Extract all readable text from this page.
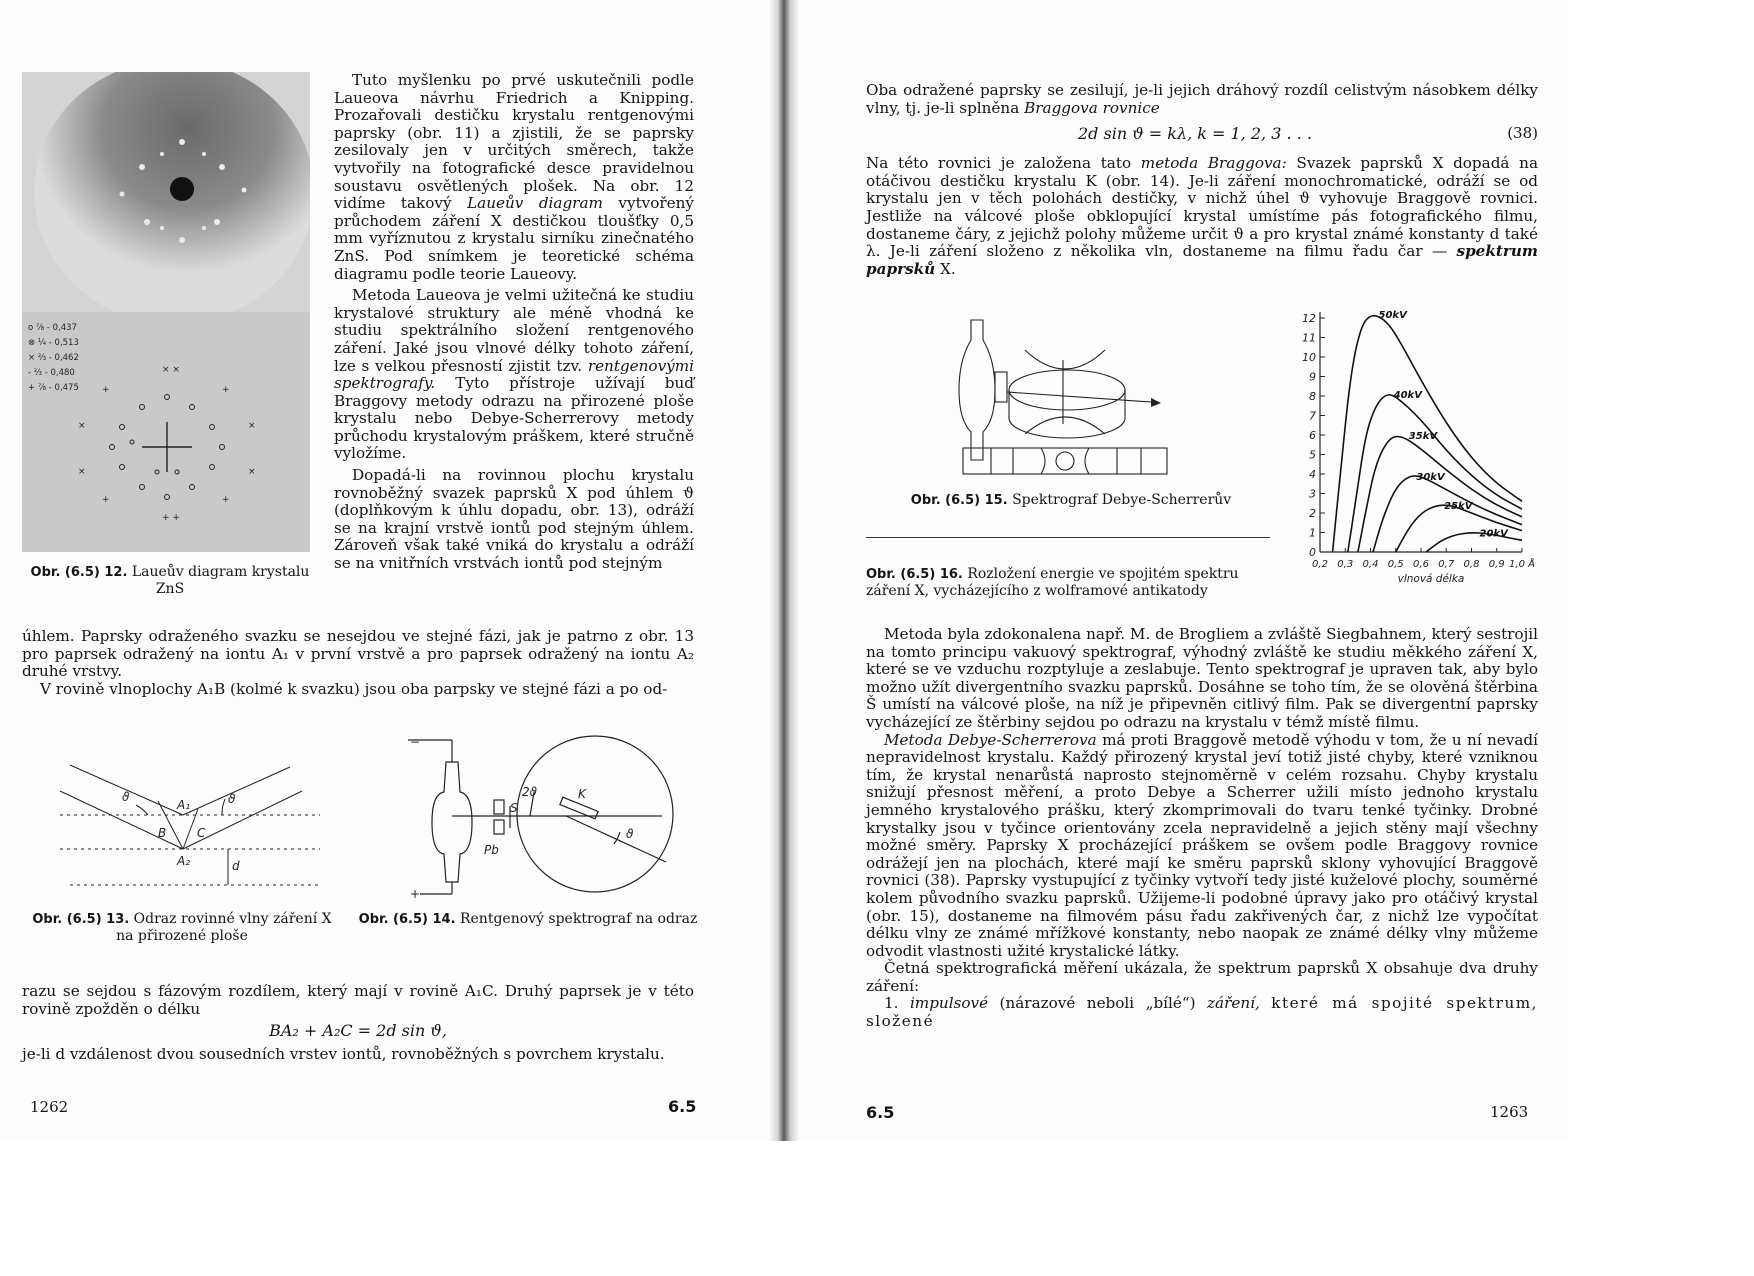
×	×
×	×
+	+
+	+
× ×
+ +
o ⅞ - 0,437
⊗ ¼ - 0,513
× ⅔ - 0,462
- ⅔ - 0,480
+ ⅞ - 0,475
Obr. (6.5) 12. Laueův diagram krystalu ZnS

Tuto myšlenku po prvé uskutečnili podle Laueova návrhu Friedrich a Knipping. Prozařovali destičku krystalu rentgenovými paprsky (obr. 11) a zjistili, že se paprsky zesilovaly jen v určitých směrech, takže vytvořily na fotografické desce pravidelnou soustavu osvětlených plošek. Na obr. 12 vidíme takový Laueův diagram vytvořený průchodem záření X destičkou tloušťky 0,5 mm vyříznutou z krystalu sirníku zinečnatého ZnS. Pod snímkem je teoretické schéma diagramu podle teorie Laueovy.

Metoda Laueova je velmi užitečná ke studiu krystalové struktury ale méně vhodná ke studiu spektrálního složení rentgenového záření. Jaké jsou vlnové délky tohoto záření, lze s velkou přesností zjistit tzv. rentgenovými spektrografy. Tyto přístroje užívají buď Braggovy metody odrazu na přirozené ploše krystalu nebo Debye-Scherrerovy metody průchodu krystalovým práškem, které stručně vyložíme.

Dopadá-li na rovinnou plochu krystalu rovnoběžný svazek paprsků X pod úhlem ϑ (doplňkovým k úhlu dopadu, obr. 13), odráží se na krajní vrstvě iontů pod stejným úhlem. Zároveň však také vniká do krystalu a odráží se na vnitřních vrstvách iontů pod stejným

úhlem. Paprsky odraženého svazku se nesejdou ve stejné fázi, jak je patrno z obr. 13 pro paprsek odražený na iontu A₁ v první vrstvě a pro paprsek odražený na iontu A₂ druhé vrstvy.

V rovině vlnoplochy A₁B (kolmé k svazku) jsou oba parpsky ve stejné fázi a po od-

ϑ	ϑ
A₁
A₂
B	C
d
−
+
Pb
K
S
ϑ
2ϑ
Obr. (6.5) 13. Odraz rovinné vlny záření X na přirozené ploše
Obr. (6.5) 14. Rentgenový spektrograf na odraz

razu se sejdou s fázovým rozdílem, který mají v rovině A₁C. Druhý paprsek je v této rovině zpožděn o délku

BA₂ + A₂C = 2d sin ϑ,

je-li d vzdálenost dvou sousedních vrstev iontů, rovnoběžných s povrchem krystalu.

1262	6.5

Oba odražené paprsky se zesilují, je-li jejich dráhový rozdíl celistvým násobkem délky vlny, tj. je-li splněna Braggova rovnice

2d sin ϑ = kλ, k = 1, 2, 3 . . .	(38)

Na této rovnici je založena tato metoda Braggova: Svazek paprsků X dopadá na otáčivou destičku krystalu K (obr. 14). Je-li záření monochromatické, odráží se od krystalu jen v těch polohách destičky, v nichž úhel ϑ vyhovuje Braggově rovnici. Jestliže na válcové ploše obklopující krystal umístíme pás fotografického filmu, dostaneme čáry, z jejichž polohy můžeme určit ϑ a pro krystal známé konstanty d také λ. Je-li záření složeno z několika vln, dostaneme na filmu řadu čar — spektrum paprsků X.

Obr. (6.5) 15. Spektrograf Debye-Scherrerův
Obr. (6.5) 16. Rozložení energie ve spojitém spektru záření X, vycházejícího z wolframové antikatody
0
1
2
3
4
5
6
7
8
9
10
11
12
0,2 0,3 0,4 0,5 0,6 0,7 0,8 0,9 1,0 Å
vlnová délka
50kV
40kV
35kV
30kV
25kV
20kV

Metoda byla zdokonalena např. M. de Brogliem a zvláště Siegbahnem, který sestrojil na tomto principu vakuový spektrograf, výhodný zvláště ke studiu měkkého záření X, které se ve vzduchu rozptyluje a zeslabuje. Tento spektrograf je upraven tak, aby bylo možno užít divergentního svazku paprsků. Dosáhne se toho tím, že se olověná štěrbina Š umístí na válcové ploše, na níž je připevněn citlivý film. Pak se divergentní paprsky vycházející ze štěrbiny sejdou po odrazu na krystalu v témž místě filmu.

Metoda Debye-Scherrerova má proti Braggově metodě výhodu v tom, že u ní nevadí nepravidelnost krystalu. Každý přirozený krystal jeví totiž jisté chyby, které vzniknou tím, že krystal nenarůstá naprosto stejnoměrně v celém rozsahu. Chyby krystalu snižují přesnost měření, a proto Debye a Scherrer užili místo jednoho krystalu jemného krystalového prášku, který zkomprimovali do tvaru tenké tyčinky. Drobné krystalky jsou v tyčince orientovány zcela nepravidelně a jejich stěny mají všechny možné směry. Paprsky X procházející práškem se ovšem podle Braggovy rovnice odrážejí jen na plochách, které mají ke směru paprsků sklony vyhovující Braggově rovnici (38). Paprsky vystupující z tyčinky vytvoří tedy jisté kuželové plochy, souměrné kolem původního svazku paprsků. Užijeme-li podobné úpravy jako pro otáčivý krystal (obr. 15), dostaneme na filmovém pásu řadu zakřivených čar, z nichž lze vypočítat délku vlny ze známé mřížkové konstanty, nebo naopak ze známé délky vlny můžeme odvodit vlastnosti užité krystalické látky.

Četná spektrografická měření ukázala, že spektrum paprsků X obsahuje dva druhy záření:

1. impulsové (nárazové neboli „bílé“) záření, které má spojité spektrum, složené

6.5	1263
════════
__Problem details__
Locate all lines holding the word "diagram", then copy them out.

__Finished task__
Obr. (6.5) 12. Laueův diagram krystalu ZnS
Tuto myšlenku po prvé uskutečnili podle Laueova návrhu Friedrich a Knipping. Prozařovali destičku krystalu rentgenovými paprsky (obr. 11) a zjistili, že se paprsky zesilovaly jen v určitých směrech, takže vytvořily na fotografické desce pravidelnou soustavu osvětlených plošek. Na obr. 12 vidíme takový Laueův diagram vytvořený průchodem záření X destičkou tloušťky 0,5 mm vyříznutou z krystalu sirníku zinečnatého ZnS. Pod snímkem je teoretické schéma diagramu podle teorie Laueovy.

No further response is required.